**Extracted records**:
::::::
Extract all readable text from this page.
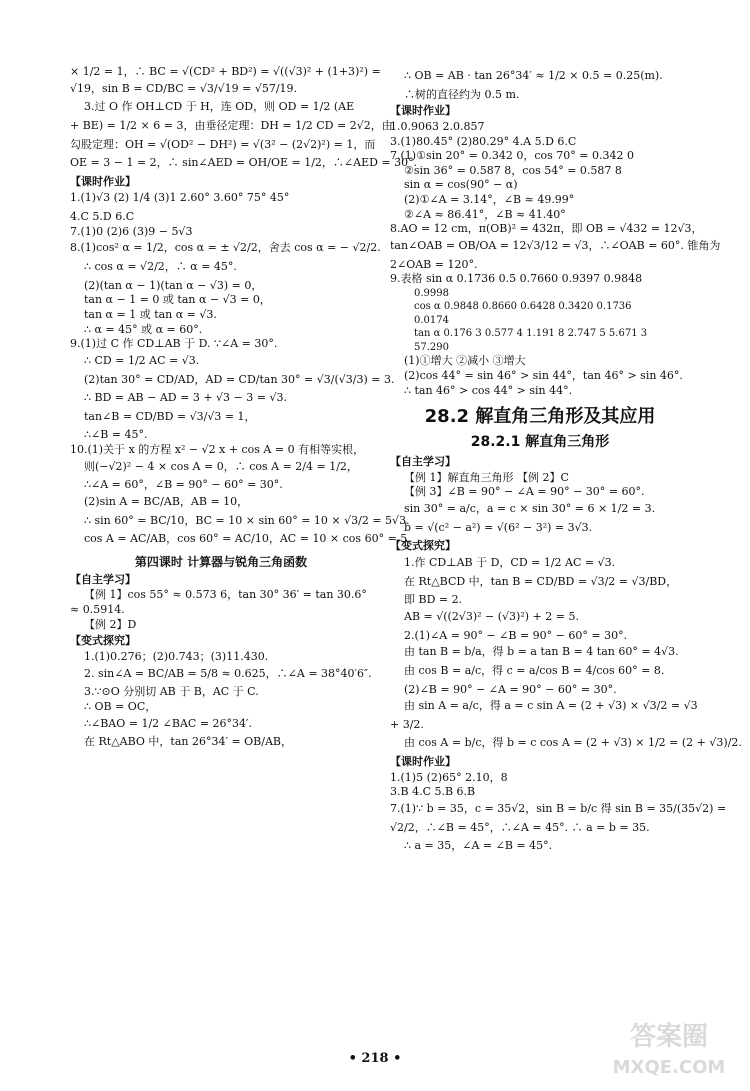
× 1/2 = 1，∴ BC = √(CD² + BD²) = √((√3)² + (1+3)²) =
√19，sin B = CD/BC = √3/√19 = √57/19.
3.过 O 作 OH⊥CD 于 H，连 OD，则 OD = 1/2 (AE
+ BE) = 1/2 × 6 = 3，由垂径定理：DH = 1/2 CD = 2√2，由
勾股定理：OH = √(OD² − DH²) = √(3² − (2√2)²) = 1，而
OE = 3 − 1 = 2，∴ sin∠AED = OH/OE = 1/2，∴∠AED = 30°.
【课时作业】
1.(1)√3 (2) 1/4 (3)1 2.60° 3.60° 75° 45°
4.C 5.D 6.C
7.(1)0 (2)6 (3)9 − 5√3
8.(1)cos² α = 1/2，cos α = ± √2/2，舍去 cos α = − √2/2.
∴ cos α = √2/2，∴ α = 45°.
(2)(tan α − 1)(tan α − √3) = 0，
tan α − 1 = 0 或 tan α − √3 = 0，
tan α = 1 或 tan α = √3.
∴ α = 45° 或 α = 60°.
9.(1)过 C 作 CD⊥AB 于 D. ∵∠A = 30°.
∴ CD = 1/2 AC = √3.
(2)tan 30° = CD/AD，AD = CD/tan 30° = √3/(√3/3) = 3.
∴ BD = AB − AD = 3 + √3 − 3 = √3.
tan∠B = CD/BD = √3/√3 = 1，
∴∠B = 45°.
10.(1)关于 x 的方程 x² − √2 x + cos A = 0 有相等实根，
则(−√2)² − 4 × cos A = 0，∴ cos A = 2/4 = 1/2，
∴∠A = 60°，∠B = 90° − 60° = 30°.
(2)sin A = BC/AB，AB = 10，
∴ sin 60° = BC/10，BC = 10 × sin 60° = 10 × √3/2 = 5√3.
cos A = AC/AB，cos 60° = AC/10，AC = 10 × cos 60° = 5.
第四课时 计算器与锐角三角函数
【自主学习】
【例 1】cos 55° ≈ 0.573 6，tan 30° 36′ = tan 30.6°
≈ 0.5914.
【例 2】D
【变式探究】
1.(1)0.276；(2)0.743；(3)11.430.
2. sin∠A = BC/AB = 5/8 ≈ 0.625，∴∠A = 38°40′6″.
3.∵⊙O 分别切 AB 于 B，AC 于 C.
∴ OB = OC，
∴∠BAO = 1/2 ∠BAC = 26°34′.
在 Rt△ABO 中，tan 26°34′ = OB/AB，
∴ OB = AB · tan 26°34′ ≈ 1/2 × 0.5 = 0.25(m).
∴树的直径约为 0.5 m.
【课时作业】
1.0.9063 2.0.857
3.(1)80.45° (2)80.29° 4.A 5.D 6.C
7.(1)①sin 20° = 0.342 0，cos 70° = 0.342 0
②sin 36° = 0.587 8，cos 54° = 0.587 8
sin α = cos(90° − α)
(2)①∠A = 3.14°，∠B ≈ 49.99°
②∠A ≈ 86.41°，∠B ≈ 41.40°
8.AO = 12 cm，π(OB)² = 432π，即 OB = √432 = 12√3，
tan∠OAB = OB/OA = 12√3/12 = √3，∴∠OAB = 60°. 锥角为
2∠OAB = 120°.
9.表格 sin α 0.1736 0.5 0.7660 0.9397 0.9848
0.9998
cos α 0.9848 0.8660 0.6428 0.3420 0.1736
0.0174
tan α 0.176 3 0.577 4 1.191 8 2.747 5 5.671 3
57.290
(1)①增大 ②减小 ③增大
(2)cos 44° = sin 46° > sin 44°，tan 46° > sin 46°.
∴ tan 46° > cos 44° > sin 44°.
28.2 解直角三角形及其应用
28.2.1 解直角三角形
【自主学习】
【例 1】解直角三角形 【例 2】C
【例 3】∠B = 90° − ∠A = 90° − 30° = 60°.
sin 30° = a/c，a = c × sin 30° = 6 × 1/2 = 3.
b = √(c² − a²) = √(6² − 3²) = 3√3.
【变式探究】
1.作 CD⊥AB 于 D，CD = 1/2 AC = √3.
在 Rt△BCD 中，tan B = CD/BD = √3/2 = √3/BD，
即 BD = 2.
AB = √((2√3)² − (√3)²) + 2 = 5.
2.(1)∠A = 90° − ∠B = 90° − 60° = 30°.
由 tan B = b/a，得 b = a tan B = 4 tan 60° = 4√3.
由 cos B = a/c，得 c = a/cos B = 4/cos 60° = 8.
(2)∠B = 90° − ∠A = 90° − 60° = 30°.
由 sin A = a/c，得 a = c sin A = (2 + √3) × √3/2 = √3
+ 3/2.
由 cos A = b/c，得 b = c cos A = (2 + √3) × 1/2 = (2 + √3)/2.
【课时作业】
1.(1)5 (2)65° 2.10，8
3.B 4.C 5.B 6.B
7.(1)∵ b = 35，c = 35√2，sin B = b/c 得 sin B = 35/(35√2) =
√2/2，∴∠B = 45°，∴∠A = 45°. ∴ a = b = 35.
∴ a = 35，∠A = ∠B = 45°.
• 218 •
答案圈
MXQE.COM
::::::
**TASK DETAILS**:
Quote every record above exactly, omitting any pictures they contain.

**CORRECT ANSWER**:
Extract all readable text from this page.
× 1/2 = 1，∴ BC = √(CD² + BD²) = √((√3)² + (1+3)²) =
√19，sin B = CD/BC = √3/√19 = √57/19.
3.过 O 作 OH⊥CD 于 H，连 OD，则 OD = 1/2 (AE
+ BE) = 1/2 × 6 = 3，由垂径定理：DH = 1/2 CD = 2√2，由
勾股定理：OH = √(OD² − DH²) = √(3² − (2√2)²) = 1，而
OE = 3 − 1 = 2，∴ sin∠AED = OH/OE = 1/2，∴∠AED = 30°.
【课时作业】
1.(1)√3 (2) 1/4 (3)1 2.60° 3.60° 75° 45°
4.C 5.D 6.C
7.(1)0 (2)6 (3)9 − 5√3
8.(1)cos² α = 1/2，cos α = ± √2/2，舍去 cos α = − √2/2.
∴ cos α = √2/2，∴ α = 45°.
(2)(tan α − 1)(tan α − √3) = 0，
tan α − 1 = 0 或 tan α − √3 = 0，
tan α = 1 或 tan α = √3.
∴ α = 45° 或 α = 60°.
9.(1)过 C 作 CD⊥AB 于 D. ∵∠A = 30°.
∴ CD = 1/2 AC = √3.
(2)tan 30° = CD/AD，AD = CD/tan 30° = √3/(√3/3) = 3.
∴ BD = AB − AD = 3 + √3 − 3 = √3.
tan∠B = CD/BD = √3/√3 = 1，
∴∠B = 45°.
10.(1)关于 x 的方程 x² − √2 x + cos A = 0 有相等实根，
则(−√2)² − 4 × cos A = 0，∴ cos A = 2/4 = 1/2，
∴∠A = 60°，∠B = 90° − 60° = 30°.
(2)sin A = BC/AB，AB = 10，
∴ sin 60° = BC/10，BC = 10 × sin 60° = 10 × √3/2 = 5√3.
cos A = AC/AB，cos 60° = AC/10，AC = 10 × cos 60° = 5.
第四课时 计算器与锐角三角函数
【自主学习】
【例 1】cos 55° ≈ 0.573 6，tan 30° 36′ = tan 30.6°
≈ 0.5914.
【例 2】D
【变式探究】
1.(1)0.276；(2)0.743；(3)11.430.
2. sin∠A = BC/AB = 5/8 ≈ 0.625，∴∠A = 38°40′6″.
3.∵⊙O 分别切 AB 于 B，AC 于 C.
∴ OB = OC，
∴∠BAO = 1/2 ∠BAC = 26°34′.
在 Rt△ABO 中，tan 26°34′ = OB/AB，
∴ OB = AB · tan 26°34′ ≈ 1/2 × 0.5 = 0.25(m).
∴树的直径约为 0.5 m.
【课时作业】
1.0.9063 2.0.857
3.(1)80.45° (2)80.29° 4.A 5.D 6.C
7.(1)①sin 20° = 0.342 0，cos 70° = 0.342 0
②sin 36° = 0.587 8，cos 54° = 0.587 8
sin α = cos(90° − α)
(2)①∠A = 3.14°，∠B ≈ 49.99°
②∠A ≈ 86.41°，∠B ≈ 41.40°
8.AO = 12 cm，π(OB)² = 432π，即 OB = √432 = 12√3，
tan∠OAB = OB/OA = 12√3/12 = √3，∴∠OAB = 60°. 锥角为
2∠OAB = 120°.
9.表格 sin α 0.1736 0.5 0.7660 0.9397 0.9848
0.9998
cos α 0.9848 0.8660 0.6428 0.3420 0.1736
0.0174
tan α 0.176 3 0.577 4 1.191 8 2.747 5 5.671 3
57.290
(1)①增大 ②减小 ③增大
(2)cos 44° = sin 46° > sin 44°，tan 46° > sin 46°.
∴ tan 46° > cos 44° > sin 44°.
28.2 解直角三角形及其应用
28.2.1 解直角三角形
【自主学习】
【例 1】解直角三角形 【例 2】C
【例 3】∠B = 90° − ∠A = 90° − 30° = 60°.
sin 30° = a/c，a = c × sin 30° = 6 × 1/2 = 3.
b = √(c² − a²) = √(6² − 3²) = 3√3.
【变式探究】
1.作 CD⊥AB 于 D，CD = 1/2 AC = √3.
在 Rt△BCD 中，tan B = CD/BD = √3/2 = √3/BD，
即 BD = 2.
AB = √((2√3)² − (√3)²) + 2 = 5.
2.(1)∠A = 90° − ∠B = 90° − 60° = 30°.
由 tan B = b/a，得 b = a tan B = 4 tan 60° = 4√3.
由 cos B = a/c，得 c = a/cos B = 4/cos 60° = 8.
(2)∠B = 90° − ∠A = 90° − 60° = 30°.
由 sin A = a/c，得 a = c sin A = (2 + √3) × √3/2 = √3
+ 3/2.
由 cos A = b/c，得 b = c cos A = (2 + √3) × 1/2 = (2 + √3)/2.
【课时作业】
1.(1)5 (2)65° 2.10，8
3.B 4.C 5.B 6.B
7.(1)∵ b = 35，c = 35√2，sin B = b/c 得 sin B = 35/(35√2) =
√2/2，∴∠B = 45°，∴∠A = 45°. ∴ a = b = 35.
∴ a = 35，∠A = ∠B = 45°.
• 218 •
答案圈
MXQE.COM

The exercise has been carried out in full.